## Extracted records
⁂

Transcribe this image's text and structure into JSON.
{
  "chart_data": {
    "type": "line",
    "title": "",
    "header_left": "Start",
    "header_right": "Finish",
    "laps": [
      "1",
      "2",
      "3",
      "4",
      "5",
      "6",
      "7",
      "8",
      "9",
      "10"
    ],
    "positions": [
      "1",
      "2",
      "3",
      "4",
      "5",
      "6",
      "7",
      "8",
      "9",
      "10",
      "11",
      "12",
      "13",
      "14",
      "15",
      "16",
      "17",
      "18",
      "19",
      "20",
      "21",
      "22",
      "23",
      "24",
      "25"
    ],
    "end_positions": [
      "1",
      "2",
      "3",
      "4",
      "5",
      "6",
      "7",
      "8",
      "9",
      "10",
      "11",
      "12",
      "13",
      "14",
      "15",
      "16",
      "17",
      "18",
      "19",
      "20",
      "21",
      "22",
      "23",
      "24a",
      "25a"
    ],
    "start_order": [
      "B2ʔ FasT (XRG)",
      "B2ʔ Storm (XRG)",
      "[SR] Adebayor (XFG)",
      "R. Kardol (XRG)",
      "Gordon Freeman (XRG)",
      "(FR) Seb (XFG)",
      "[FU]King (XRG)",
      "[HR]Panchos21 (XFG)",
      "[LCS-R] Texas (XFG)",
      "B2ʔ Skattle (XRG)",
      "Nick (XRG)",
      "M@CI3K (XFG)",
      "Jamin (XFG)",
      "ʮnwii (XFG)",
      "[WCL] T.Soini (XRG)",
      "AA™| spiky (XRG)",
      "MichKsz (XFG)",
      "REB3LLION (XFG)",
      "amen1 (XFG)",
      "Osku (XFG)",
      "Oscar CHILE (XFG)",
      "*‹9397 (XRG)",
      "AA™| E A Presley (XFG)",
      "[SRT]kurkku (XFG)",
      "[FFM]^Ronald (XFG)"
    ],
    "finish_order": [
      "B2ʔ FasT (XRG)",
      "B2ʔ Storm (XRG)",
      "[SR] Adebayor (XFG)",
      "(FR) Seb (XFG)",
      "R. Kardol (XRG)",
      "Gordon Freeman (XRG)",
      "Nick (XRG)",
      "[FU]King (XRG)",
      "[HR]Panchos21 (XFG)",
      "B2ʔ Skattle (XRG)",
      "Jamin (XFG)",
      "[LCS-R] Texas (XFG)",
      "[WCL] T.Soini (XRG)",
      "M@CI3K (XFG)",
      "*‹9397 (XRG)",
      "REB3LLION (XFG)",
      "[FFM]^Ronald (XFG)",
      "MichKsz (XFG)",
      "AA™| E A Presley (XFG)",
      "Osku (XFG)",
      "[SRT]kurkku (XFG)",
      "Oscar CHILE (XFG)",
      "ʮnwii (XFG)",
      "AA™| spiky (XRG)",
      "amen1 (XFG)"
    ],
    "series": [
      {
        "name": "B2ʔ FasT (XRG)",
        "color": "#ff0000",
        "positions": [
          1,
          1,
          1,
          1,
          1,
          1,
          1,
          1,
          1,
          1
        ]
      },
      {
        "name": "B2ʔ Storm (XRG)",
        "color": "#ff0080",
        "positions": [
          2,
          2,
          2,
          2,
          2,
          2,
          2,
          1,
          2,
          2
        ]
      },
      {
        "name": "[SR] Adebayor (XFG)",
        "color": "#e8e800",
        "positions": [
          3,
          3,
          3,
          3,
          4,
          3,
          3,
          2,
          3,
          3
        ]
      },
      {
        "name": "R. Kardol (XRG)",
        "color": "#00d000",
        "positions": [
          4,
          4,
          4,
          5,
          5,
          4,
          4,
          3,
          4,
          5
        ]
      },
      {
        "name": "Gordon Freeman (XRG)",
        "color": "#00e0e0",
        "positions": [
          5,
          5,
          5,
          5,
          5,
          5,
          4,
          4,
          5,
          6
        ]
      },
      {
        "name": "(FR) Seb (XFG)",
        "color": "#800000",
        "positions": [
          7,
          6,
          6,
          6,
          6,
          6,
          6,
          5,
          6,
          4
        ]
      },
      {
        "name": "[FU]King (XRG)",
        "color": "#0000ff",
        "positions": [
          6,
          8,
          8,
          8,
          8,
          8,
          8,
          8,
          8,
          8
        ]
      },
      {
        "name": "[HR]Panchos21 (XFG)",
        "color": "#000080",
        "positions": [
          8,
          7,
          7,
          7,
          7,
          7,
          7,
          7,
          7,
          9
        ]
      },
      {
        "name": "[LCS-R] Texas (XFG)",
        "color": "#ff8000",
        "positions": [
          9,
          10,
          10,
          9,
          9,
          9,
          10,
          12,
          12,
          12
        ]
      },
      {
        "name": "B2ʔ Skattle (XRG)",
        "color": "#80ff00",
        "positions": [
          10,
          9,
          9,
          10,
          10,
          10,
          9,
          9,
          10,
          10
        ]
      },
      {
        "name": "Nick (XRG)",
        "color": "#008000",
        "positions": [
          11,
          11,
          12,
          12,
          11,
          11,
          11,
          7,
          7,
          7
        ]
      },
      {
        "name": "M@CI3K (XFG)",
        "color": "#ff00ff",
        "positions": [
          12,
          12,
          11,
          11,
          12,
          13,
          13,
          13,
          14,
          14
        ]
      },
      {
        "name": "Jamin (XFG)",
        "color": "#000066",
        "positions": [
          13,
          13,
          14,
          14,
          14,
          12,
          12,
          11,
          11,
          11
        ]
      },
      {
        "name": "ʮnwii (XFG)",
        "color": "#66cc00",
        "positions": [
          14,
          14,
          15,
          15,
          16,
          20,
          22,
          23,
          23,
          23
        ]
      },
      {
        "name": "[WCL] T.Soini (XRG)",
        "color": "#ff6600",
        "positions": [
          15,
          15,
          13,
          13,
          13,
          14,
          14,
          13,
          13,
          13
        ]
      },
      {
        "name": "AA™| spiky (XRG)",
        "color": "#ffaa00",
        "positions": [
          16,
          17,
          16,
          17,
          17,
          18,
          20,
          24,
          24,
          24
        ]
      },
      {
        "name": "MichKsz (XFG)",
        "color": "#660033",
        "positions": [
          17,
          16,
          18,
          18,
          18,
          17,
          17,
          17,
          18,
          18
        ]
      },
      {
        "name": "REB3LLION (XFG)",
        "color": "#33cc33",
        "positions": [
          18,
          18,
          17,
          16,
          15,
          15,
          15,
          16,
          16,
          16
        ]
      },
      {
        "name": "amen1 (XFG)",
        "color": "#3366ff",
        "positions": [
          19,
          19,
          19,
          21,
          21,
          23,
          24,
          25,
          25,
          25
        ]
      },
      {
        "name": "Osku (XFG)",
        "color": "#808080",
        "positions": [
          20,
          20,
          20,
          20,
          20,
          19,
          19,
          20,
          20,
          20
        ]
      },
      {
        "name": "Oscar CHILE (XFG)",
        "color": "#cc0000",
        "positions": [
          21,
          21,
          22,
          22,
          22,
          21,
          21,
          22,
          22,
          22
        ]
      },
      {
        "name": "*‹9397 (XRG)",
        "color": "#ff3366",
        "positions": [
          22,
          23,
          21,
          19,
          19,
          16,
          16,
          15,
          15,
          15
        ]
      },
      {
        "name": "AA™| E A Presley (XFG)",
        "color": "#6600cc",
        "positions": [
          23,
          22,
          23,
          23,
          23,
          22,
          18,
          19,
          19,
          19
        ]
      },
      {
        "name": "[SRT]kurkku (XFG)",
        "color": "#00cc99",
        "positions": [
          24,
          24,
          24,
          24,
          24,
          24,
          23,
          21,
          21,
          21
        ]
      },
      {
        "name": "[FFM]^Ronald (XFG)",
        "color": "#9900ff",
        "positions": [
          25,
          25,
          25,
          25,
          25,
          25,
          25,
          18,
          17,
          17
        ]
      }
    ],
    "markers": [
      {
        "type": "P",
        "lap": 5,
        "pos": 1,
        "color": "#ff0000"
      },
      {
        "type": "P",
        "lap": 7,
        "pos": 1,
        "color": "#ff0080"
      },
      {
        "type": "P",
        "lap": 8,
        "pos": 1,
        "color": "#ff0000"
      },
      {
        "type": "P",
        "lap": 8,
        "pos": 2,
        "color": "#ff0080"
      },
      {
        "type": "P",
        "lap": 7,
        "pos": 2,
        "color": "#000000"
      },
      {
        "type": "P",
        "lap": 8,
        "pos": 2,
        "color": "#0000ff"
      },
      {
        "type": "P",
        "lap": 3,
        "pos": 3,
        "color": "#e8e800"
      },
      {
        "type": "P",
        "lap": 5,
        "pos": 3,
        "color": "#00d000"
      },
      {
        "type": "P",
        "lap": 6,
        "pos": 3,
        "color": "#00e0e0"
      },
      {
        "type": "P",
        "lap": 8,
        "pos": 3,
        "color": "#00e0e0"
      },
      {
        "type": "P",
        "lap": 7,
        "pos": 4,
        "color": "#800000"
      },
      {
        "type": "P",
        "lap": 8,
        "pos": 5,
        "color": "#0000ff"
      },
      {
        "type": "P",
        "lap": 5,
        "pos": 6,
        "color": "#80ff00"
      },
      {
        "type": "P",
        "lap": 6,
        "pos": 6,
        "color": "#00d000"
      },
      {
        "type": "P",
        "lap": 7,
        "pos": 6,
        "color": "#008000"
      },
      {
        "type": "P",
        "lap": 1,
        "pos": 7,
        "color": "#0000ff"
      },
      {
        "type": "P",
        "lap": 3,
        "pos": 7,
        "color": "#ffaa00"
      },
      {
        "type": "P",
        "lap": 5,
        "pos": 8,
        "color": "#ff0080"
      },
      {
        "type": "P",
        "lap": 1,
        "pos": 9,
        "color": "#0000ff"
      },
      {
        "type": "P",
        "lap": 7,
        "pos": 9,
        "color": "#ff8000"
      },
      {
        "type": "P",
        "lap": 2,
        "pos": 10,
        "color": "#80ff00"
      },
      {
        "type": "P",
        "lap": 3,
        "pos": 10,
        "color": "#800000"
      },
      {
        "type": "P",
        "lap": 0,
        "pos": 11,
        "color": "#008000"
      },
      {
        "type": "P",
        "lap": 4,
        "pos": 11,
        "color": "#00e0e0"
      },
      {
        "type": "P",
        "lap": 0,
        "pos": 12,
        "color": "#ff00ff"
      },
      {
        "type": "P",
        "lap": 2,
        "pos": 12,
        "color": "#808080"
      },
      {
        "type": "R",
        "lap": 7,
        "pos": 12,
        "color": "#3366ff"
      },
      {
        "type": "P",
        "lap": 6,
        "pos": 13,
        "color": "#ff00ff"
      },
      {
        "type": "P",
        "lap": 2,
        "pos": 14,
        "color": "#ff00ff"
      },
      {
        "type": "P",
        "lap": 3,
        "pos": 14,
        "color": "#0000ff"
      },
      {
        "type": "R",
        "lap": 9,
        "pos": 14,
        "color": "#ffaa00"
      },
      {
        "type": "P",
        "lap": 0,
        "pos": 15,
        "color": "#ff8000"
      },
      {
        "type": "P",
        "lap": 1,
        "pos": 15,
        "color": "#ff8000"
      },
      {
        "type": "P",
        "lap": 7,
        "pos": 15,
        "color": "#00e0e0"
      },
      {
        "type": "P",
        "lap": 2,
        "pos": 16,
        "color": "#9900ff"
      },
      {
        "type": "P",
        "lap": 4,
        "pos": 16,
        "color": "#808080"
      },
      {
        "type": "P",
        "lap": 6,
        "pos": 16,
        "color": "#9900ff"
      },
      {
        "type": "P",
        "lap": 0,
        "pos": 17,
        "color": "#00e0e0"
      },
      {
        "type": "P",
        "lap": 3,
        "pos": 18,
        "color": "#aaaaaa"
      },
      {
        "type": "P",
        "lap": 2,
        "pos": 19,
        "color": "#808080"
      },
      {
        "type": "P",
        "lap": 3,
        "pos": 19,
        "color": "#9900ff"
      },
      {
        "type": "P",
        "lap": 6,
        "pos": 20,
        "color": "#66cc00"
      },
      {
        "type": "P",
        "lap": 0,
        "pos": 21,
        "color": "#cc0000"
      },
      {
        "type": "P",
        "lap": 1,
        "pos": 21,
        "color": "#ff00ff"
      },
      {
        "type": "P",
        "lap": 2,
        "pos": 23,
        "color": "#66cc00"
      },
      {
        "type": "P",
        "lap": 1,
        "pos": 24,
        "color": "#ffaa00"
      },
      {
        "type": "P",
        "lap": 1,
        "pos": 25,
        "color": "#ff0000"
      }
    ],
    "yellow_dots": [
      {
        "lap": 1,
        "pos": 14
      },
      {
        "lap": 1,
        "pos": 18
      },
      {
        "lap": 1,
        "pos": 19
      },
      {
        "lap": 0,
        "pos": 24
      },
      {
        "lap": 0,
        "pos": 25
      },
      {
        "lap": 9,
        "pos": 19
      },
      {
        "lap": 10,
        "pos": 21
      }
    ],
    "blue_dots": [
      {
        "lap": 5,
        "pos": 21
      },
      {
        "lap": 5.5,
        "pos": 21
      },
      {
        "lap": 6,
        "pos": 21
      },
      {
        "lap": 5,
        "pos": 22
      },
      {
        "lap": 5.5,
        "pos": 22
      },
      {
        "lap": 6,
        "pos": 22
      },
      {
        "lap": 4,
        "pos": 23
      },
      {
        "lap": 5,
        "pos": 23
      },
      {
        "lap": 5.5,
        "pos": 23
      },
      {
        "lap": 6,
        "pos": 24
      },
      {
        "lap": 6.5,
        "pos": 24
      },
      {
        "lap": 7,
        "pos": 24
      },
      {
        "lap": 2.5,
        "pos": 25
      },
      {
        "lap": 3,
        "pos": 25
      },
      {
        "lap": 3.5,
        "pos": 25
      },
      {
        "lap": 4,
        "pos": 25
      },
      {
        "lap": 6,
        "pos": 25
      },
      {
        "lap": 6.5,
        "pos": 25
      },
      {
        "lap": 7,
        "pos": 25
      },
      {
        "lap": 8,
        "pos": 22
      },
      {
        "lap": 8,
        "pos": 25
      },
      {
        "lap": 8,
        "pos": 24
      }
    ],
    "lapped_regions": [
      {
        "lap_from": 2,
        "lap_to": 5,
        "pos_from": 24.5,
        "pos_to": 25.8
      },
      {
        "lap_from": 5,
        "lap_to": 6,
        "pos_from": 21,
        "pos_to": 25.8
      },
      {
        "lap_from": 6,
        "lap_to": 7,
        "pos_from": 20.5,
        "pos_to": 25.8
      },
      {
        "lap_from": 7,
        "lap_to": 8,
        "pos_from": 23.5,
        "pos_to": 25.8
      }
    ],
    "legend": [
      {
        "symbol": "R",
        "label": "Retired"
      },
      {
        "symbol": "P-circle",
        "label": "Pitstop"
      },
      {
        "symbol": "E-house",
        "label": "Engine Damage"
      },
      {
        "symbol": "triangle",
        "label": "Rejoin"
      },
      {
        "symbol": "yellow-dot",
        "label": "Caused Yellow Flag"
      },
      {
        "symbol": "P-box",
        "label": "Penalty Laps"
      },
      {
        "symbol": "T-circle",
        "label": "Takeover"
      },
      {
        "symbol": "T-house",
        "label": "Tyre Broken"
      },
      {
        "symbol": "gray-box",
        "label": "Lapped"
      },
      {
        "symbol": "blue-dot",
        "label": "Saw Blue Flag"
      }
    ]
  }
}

⁂

Which lines in the listing above hold the word "label"? Show each of them.

        "label": "Retired"
        "label": "Pitstop"
        "label": "Engine Damage"
        "label": "Rejoin"
        "label": "Caused Yellow Flag"
        "label": "Penalty Laps"
        "label": "Takeover"
        "label": "Tyre Broken"
        "label": "Lapped"
        "label": "Saw Blue Flag"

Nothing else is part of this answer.